§ **Problem requirements**
Locate and copy all lines bearing the word "this".

§ **Materials provided**
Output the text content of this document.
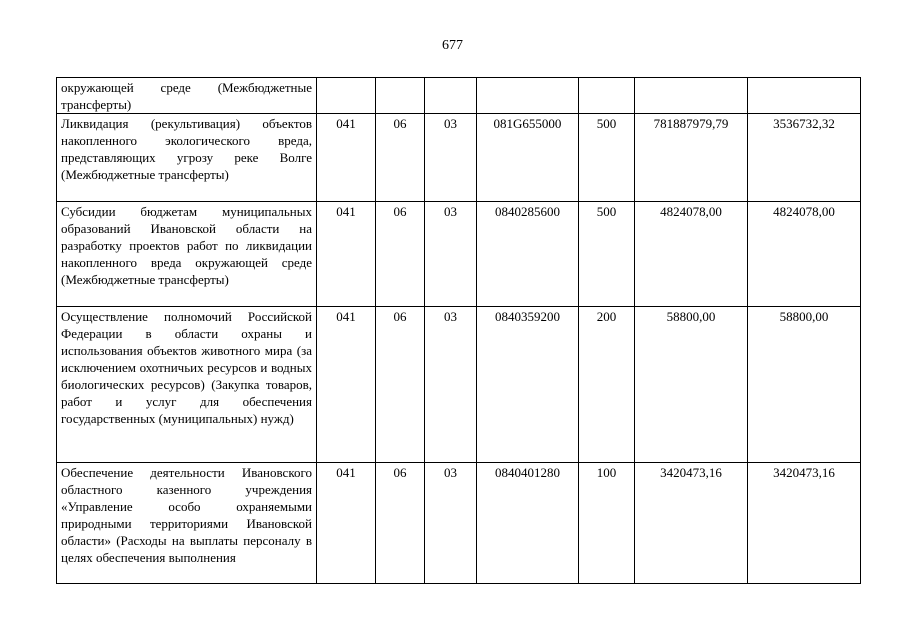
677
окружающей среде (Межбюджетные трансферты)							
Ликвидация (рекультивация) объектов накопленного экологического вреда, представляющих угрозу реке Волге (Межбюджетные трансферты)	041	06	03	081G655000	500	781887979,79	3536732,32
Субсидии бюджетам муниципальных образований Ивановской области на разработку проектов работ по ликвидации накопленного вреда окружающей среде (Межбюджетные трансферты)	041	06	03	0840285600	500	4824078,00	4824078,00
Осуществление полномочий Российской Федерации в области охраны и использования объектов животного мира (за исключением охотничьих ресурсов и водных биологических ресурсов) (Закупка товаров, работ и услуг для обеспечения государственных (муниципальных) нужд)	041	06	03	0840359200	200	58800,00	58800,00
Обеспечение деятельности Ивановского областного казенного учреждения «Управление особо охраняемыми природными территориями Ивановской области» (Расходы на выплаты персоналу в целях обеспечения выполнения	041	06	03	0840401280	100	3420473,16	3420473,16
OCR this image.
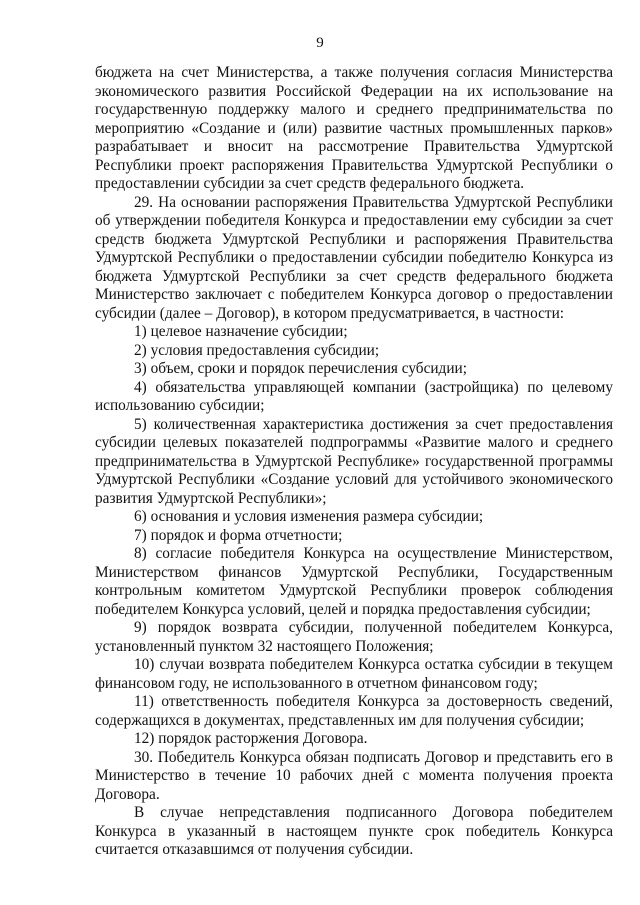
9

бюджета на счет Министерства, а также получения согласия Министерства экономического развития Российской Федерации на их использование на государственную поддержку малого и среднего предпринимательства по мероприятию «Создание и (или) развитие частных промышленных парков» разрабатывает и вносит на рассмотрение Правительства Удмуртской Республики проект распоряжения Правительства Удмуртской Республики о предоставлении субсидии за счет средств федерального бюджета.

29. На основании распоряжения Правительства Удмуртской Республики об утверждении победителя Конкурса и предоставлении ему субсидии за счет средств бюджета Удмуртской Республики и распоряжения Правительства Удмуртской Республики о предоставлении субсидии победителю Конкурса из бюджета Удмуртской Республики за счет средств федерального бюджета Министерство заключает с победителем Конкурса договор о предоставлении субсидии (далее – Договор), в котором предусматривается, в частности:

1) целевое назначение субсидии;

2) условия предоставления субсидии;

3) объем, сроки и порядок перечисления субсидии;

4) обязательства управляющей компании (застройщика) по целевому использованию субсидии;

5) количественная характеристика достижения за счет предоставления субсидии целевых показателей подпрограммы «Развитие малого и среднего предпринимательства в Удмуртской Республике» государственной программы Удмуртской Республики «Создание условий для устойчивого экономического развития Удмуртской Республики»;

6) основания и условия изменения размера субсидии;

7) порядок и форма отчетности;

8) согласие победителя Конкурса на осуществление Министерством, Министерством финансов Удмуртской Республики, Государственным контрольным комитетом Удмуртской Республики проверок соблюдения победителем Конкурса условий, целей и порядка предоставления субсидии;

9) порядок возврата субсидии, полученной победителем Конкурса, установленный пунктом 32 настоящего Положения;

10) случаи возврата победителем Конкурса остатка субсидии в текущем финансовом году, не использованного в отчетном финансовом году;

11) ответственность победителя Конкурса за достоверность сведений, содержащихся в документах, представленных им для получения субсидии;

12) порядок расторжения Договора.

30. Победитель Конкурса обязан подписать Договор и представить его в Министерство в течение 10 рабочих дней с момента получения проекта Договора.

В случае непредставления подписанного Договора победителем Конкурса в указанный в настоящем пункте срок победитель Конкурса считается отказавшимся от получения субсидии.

* * *

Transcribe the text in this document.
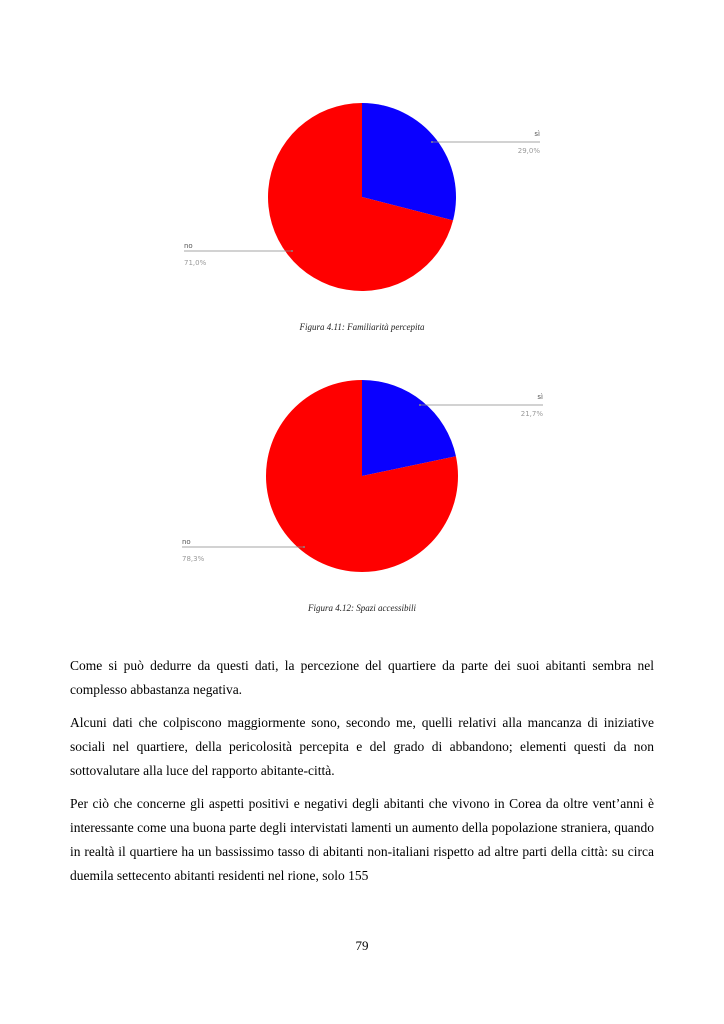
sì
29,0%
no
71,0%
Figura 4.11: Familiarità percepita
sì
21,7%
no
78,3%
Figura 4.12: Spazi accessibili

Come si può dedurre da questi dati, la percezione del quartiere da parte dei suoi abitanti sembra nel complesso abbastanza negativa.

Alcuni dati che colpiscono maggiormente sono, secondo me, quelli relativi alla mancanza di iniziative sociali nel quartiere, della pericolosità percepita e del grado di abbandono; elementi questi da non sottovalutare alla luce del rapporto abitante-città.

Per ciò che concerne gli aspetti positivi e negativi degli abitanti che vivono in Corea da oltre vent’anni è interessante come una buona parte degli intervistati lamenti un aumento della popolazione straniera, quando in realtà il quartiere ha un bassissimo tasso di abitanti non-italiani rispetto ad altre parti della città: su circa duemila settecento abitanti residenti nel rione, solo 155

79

§ **Exercise response**
Output the text content of this document.
OCR this image.
Transcribe the text in this document.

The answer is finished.